Below are records to transcribe exactly, without their pictures.

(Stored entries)
※ ※ ※
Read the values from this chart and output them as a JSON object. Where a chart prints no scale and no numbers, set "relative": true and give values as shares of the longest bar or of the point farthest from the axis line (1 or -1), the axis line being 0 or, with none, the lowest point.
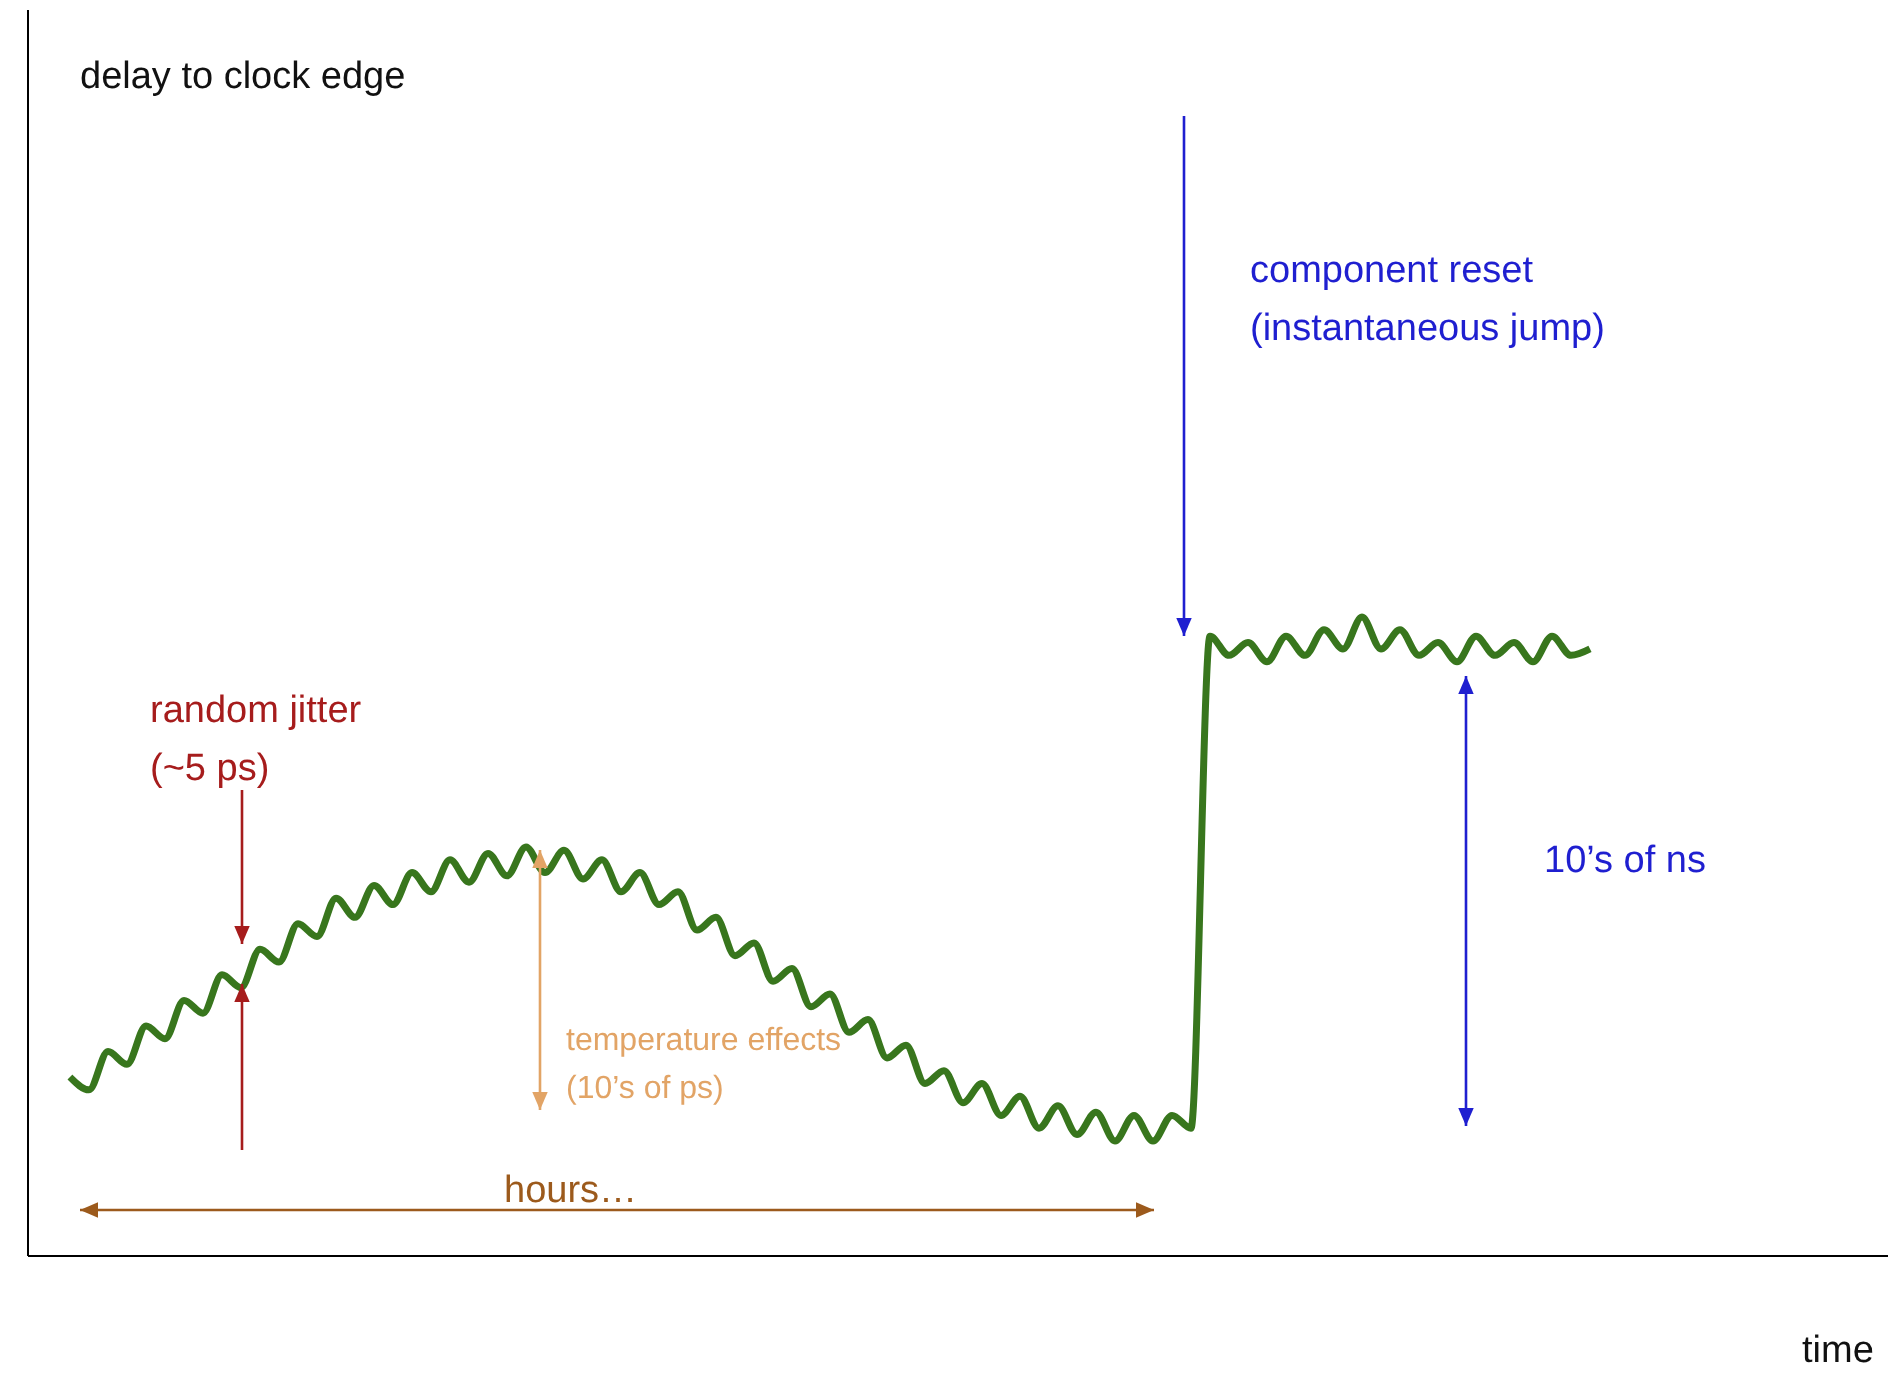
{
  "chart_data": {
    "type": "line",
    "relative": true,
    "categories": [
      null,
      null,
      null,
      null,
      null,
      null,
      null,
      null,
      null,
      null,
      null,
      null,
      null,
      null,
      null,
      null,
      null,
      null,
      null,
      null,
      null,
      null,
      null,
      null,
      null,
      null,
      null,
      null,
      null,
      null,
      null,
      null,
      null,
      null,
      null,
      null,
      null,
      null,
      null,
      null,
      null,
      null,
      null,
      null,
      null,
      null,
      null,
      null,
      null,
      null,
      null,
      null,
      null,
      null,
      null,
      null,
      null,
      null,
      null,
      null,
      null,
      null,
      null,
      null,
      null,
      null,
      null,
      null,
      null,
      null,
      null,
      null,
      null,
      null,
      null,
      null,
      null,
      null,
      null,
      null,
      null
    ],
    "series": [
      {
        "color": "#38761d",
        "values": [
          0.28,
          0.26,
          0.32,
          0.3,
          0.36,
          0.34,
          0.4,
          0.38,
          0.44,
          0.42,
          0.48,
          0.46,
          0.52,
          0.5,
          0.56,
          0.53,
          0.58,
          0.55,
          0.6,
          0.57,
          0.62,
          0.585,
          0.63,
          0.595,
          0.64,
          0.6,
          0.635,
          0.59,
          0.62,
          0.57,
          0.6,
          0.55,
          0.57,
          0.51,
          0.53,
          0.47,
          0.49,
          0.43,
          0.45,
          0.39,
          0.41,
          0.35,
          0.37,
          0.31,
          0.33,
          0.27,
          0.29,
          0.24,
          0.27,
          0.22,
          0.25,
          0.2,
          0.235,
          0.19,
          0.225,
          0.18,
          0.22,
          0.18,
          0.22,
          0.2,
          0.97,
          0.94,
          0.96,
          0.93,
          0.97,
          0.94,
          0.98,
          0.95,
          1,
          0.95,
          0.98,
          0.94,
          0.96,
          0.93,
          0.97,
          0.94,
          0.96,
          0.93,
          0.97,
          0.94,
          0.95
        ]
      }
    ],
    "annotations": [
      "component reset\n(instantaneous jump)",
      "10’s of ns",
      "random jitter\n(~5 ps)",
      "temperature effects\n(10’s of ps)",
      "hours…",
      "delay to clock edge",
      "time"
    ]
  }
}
※ ※ ※
| Written answer |
Read the values from this chart and output them as a JSON object. Where a chart prints no scale and no numbers, set "relative": true and give values as shares of the longest bar or of the point farthest from the axis line (1 or -1), the axis line being 0 or, with none, the lowest point.
{
  "chart_data": {
    "type": "line",
    "relative": true,
    "categories": [
      null,
      null,
      null,
      null,
      null,
      null,
      null,
      null,
      null,
      null,
      null,
      null,
      null,
      null,
      null,
      null,
      null,
      null,
      null,
      null,
      null,
      null,
      null,
      null,
      null,
      null,
      null,
      null,
      null,
      null,
      null,
      null,
      null,
      null,
      null,
      null,
      null,
      null,
      null,
      null,
      null,
      null,
      null,
      null,
      null,
      null,
      null,
      null,
      null,
      null,
      null,
      null,
      null,
      null,
      null,
      null,
      null,
      null,
      null,
      null,
      null,
      null,
      null,
      null,
      null,
      null,
      null,
      null,
      null,
      null,
      null,
      null,
      null,
      null,
      null,
      null,
      null,
      null,
      null,
      null,
      null
    ],
    "series": [
      {
        "color": "#38761d",
        "values": [
          0.28,
          0.26,
          0.32,
          0.3,
          0.36,
          0.34,
          0.4,
          0.38,
          0.44,
          0.42,
          0.48,
          0.46,
          0.52,
          0.5,
          0.56,
          0.53,
          0.58,
          0.55,
          0.6,
          0.57,
          0.62,
          0.585,
          0.63,
          0.595,
          0.64,
          0.6,
          0.635,
          0.59,
          0.62,
          0.57,
          0.6,
          0.55,
          0.57,
          0.51,
          0.53,
          0.47,
          0.49,
          0.43,
          0.45,
          0.39,
          0.41,
          0.35,
          0.37,
          0.31,
          0.33,
          0.27,
          0.29,
          0.24,
          0.27,
          0.22,
          0.25,
          0.2,
          0.235,
          0.19,
          0.225,
          0.18,
          0.22,
          0.18,
          0.22,
          0.2,
          0.97,
          0.94,
          0.96,
          0.93,
          0.97,
          0.94,
          0.98,
          0.95,
          1,
          0.95,
          0.98,
          0.94,
          0.96,
          0.93,
          0.97,
          0.94,
          0.96,
          0.93,
          0.97,
          0.94,
          0.95
        ]
      }
    ],
    "annotations": [
      "component reset\n(instantaneous jump)",
      "10’s of ns",
      "random jitter\n(~5 ps)",
      "temperature effects\n(10’s of ps)",
      "hours…",
      "delay to clock edge",
      "time"
    ]
  }
}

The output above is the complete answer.